*WORK TO COMPLETE*. Update the records so that each "Box height" becomes "Box height in pixels". Keep every other line and character the same.

*Layout element annotations*.

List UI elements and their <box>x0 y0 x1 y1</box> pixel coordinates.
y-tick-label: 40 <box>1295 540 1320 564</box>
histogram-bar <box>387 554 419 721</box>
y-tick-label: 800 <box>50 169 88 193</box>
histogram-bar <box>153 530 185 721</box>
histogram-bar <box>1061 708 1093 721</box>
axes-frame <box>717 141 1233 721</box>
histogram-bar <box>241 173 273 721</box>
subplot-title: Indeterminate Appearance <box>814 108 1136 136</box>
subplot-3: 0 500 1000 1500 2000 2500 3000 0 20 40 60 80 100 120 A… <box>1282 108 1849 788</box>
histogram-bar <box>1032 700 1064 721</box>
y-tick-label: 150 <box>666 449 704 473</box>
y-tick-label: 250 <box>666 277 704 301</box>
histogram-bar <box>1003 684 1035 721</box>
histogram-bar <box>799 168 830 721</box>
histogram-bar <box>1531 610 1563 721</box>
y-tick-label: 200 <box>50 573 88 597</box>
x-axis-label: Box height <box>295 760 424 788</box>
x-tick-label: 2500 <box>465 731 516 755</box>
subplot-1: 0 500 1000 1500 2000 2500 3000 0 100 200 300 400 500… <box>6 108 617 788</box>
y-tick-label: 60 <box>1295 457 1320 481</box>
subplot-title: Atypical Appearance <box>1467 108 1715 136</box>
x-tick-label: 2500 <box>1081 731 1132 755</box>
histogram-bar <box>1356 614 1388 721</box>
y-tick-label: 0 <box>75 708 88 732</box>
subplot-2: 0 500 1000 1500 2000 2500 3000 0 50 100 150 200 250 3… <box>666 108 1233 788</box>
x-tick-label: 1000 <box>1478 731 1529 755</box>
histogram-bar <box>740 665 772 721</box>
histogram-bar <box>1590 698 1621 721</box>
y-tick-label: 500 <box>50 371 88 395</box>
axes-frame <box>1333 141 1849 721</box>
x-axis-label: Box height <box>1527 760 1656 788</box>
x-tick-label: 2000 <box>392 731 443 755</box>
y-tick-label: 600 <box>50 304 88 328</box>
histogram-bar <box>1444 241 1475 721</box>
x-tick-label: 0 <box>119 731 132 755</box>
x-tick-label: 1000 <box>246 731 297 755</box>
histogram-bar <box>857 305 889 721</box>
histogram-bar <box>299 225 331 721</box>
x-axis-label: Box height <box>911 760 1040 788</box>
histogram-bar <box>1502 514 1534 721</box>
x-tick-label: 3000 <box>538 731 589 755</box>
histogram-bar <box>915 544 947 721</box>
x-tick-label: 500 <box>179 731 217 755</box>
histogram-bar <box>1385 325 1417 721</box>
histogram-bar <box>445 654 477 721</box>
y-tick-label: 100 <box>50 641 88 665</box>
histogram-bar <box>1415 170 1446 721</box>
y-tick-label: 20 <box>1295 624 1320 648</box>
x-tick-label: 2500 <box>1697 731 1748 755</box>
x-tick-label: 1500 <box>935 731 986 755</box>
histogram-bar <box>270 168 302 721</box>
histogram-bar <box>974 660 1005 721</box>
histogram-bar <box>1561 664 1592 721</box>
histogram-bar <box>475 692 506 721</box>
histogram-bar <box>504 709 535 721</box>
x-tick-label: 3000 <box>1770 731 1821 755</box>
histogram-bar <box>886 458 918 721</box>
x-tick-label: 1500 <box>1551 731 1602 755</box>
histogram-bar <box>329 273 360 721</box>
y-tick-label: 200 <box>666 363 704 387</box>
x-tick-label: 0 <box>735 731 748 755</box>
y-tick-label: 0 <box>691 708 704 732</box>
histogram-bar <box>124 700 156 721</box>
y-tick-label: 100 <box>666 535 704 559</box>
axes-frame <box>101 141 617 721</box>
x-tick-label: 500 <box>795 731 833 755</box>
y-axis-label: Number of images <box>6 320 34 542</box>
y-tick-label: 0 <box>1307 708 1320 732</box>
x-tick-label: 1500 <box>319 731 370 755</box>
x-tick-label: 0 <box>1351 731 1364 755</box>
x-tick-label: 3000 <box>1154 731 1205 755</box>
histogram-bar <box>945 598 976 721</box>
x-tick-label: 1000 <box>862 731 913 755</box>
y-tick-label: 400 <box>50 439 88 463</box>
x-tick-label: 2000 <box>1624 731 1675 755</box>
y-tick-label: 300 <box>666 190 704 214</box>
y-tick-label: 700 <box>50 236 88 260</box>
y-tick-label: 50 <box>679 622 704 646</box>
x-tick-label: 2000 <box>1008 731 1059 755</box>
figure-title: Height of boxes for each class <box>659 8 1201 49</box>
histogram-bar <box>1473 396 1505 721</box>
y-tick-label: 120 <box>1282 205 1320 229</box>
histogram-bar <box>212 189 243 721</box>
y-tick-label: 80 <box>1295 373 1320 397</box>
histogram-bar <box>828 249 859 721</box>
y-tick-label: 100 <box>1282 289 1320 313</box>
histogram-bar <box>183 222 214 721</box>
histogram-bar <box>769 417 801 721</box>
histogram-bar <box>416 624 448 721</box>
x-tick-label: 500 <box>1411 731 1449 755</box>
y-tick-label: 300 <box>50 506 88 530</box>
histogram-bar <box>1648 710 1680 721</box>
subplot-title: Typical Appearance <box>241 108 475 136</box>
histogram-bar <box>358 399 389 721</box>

*IN RESPONSE*.
List UI elements and their <box>x0 y0 x1 y1</box> pixel coordinates.
y-tick-label: 40 <box>1295 540 1320 564</box>
histogram-bar <box>387 554 419 721</box>
y-tick-label: 800 <box>50 169 88 193</box>
histogram-bar <box>153 530 185 721</box>
histogram-bar <box>1061 708 1093 721</box>
axes-frame <box>717 141 1233 721</box>
histogram-bar <box>241 173 273 721</box>
subplot-title: Indeterminate Appearance <box>814 108 1136 136</box>
subplot-3: 0 500 1000 1500 2000 2500 3000 0 20 40 60 80 100 120 A… <box>1282 108 1849 788</box>
histogram-bar <box>1032 700 1064 721</box>
y-tick-label: 150 <box>666 449 704 473</box>
y-tick-label: 250 <box>666 277 704 301</box>
histogram-bar <box>1003 684 1035 721</box>
histogram-bar <box>799 168 830 721</box>
histogram-bar <box>1531 610 1563 721</box>
y-tick-label: 200 <box>50 573 88 597</box>
x-axis-label: Box height in pixels <box>295 760 424 788</box>
x-tick-label: 2500 <box>465 731 516 755</box>
subplot-1: 0 500 1000 1500 2000 2500 3000 0 100 200 300 400 500… <box>6 108 617 788</box>
y-tick-label: 60 <box>1295 457 1320 481</box>
subplot-title: Atypical Appearance <box>1467 108 1715 136</box>
x-tick-label: 2500 <box>1081 731 1132 755</box>
histogram-bar <box>1356 614 1388 721</box>
y-tick-label: 0 <box>75 708 88 732</box>
subplot-2: 0 500 1000 1500 2000 2500 3000 0 50 100 150 200 250 3… <box>666 108 1233 788</box>
x-tick-label: 1000 <box>1478 731 1529 755</box>
histogram-bar <box>740 665 772 721</box>
histogram-bar <box>1590 698 1621 721</box>
y-tick-label: 500 <box>50 371 88 395</box>
axes-frame <box>1333 141 1849 721</box>
x-axis-label: Box height in pixels <box>1527 760 1656 788</box>
x-tick-label: 2000 <box>392 731 443 755</box>
y-tick-label: 600 <box>50 304 88 328</box>
histogram-bar <box>1444 241 1475 721</box>
x-tick-label: 0 <box>119 731 132 755</box>
x-tick-label: 1000 <box>246 731 297 755</box>
histogram-bar <box>857 305 889 721</box>
histogram-bar <box>299 225 331 721</box>
x-axis-label: Box height in pixels <box>911 760 1040 788</box>
histogram-bar <box>1502 514 1534 721</box>
x-tick-label: 3000 <box>538 731 589 755</box>
histogram-bar <box>915 544 947 721</box>
x-tick-label: 500 <box>179 731 217 755</box>
histogram-bar <box>1385 325 1417 721</box>
histogram-bar <box>445 654 477 721</box>
y-tick-label: 100 <box>50 641 88 665</box>
histogram-bar <box>1415 170 1446 721</box>
y-tick-label: 20 <box>1295 624 1320 648</box>
x-tick-label: 2500 <box>1697 731 1748 755</box>
x-tick-label: 1500 <box>935 731 986 755</box>
histogram-bar <box>270 168 302 721</box>
histogram-bar <box>974 660 1005 721</box>
histogram-bar <box>1561 664 1592 721</box>
histogram-bar <box>475 692 506 721</box>
histogram-bar <box>504 709 535 721</box>
x-tick-label: 3000 <box>1770 731 1821 755</box>
histogram-bar <box>886 458 918 721</box>
x-tick-label: 1500 <box>1551 731 1602 755</box>
histogram-bar <box>329 273 360 721</box>
y-tick-label: 200 <box>666 363 704 387</box>
x-tick-label: 0 <box>735 731 748 755</box>
y-tick-label: 0 <box>691 708 704 732</box>
histogram-bar <box>124 700 156 721</box>
y-tick-label: 100 <box>666 535 704 559</box>
axes-frame <box>101 141 617 721</box>
x-tick-label: 500 <box>795 731 833 755</box>
y-axis-label: Number of images <box>6 320 34 542</box>
y-tick-label: 0 <box>1307 708 1320 732</box>
x-tick-label: 1500 <box>319 731 370 755</box>
x-tick-label: 0 <box>1351 731 1364 755</box>
x-tick-label: 3000 <box>1154 731 1205 755</box>
histogram-bar <box>945 598 976 721</box>
x-tick-label: 1000 <box>862 731 913 755</box>
y-tick-label: 400 <box>50 439 88 463</box>
x-tick-label: 2000 <box>1624 731 1675 755</box>
y-tick-label: 300 <box>666 190 704 214</box>
y-tick-label: 700 <box>50 236 88 260</box>
y-tick-label: 50 <box>679 622 704 646</box>
x-tick-label: 2000 <box>1008 731 1059 755</box>
figure-title: Height of boxes for each class <box>659 8 1201 49</box>
histogram-bar <box>1473 396 1505 721</box>
y-tick-label: 120 <box>1282 205 1320 229</box>
histogram-bar <box>212 189 243 721</box>
y-tick-label: 80 <box>1295 373 1320 397</box>
histogram-bar <box>828 249 859 721</box>
y-tick-label: 100 <box>1282 289 1320 313</box>
histogram-bar <box>183 222 214 721</box>
histogram-bar <box>769 417 801 721</box>
histogram-bar <box>416 624 448 721</box>
x-tick-label: 500 <box>1411 731 1449 755</box>
y-tick-label: 300 <box>50 506 88 530</box>
histogram-bar <box>1648 710 1680 721</box>
subplot-title: Typical Appearance <box>241 108 475 136</box>
histogram-bar <box>358 399 389 721</box>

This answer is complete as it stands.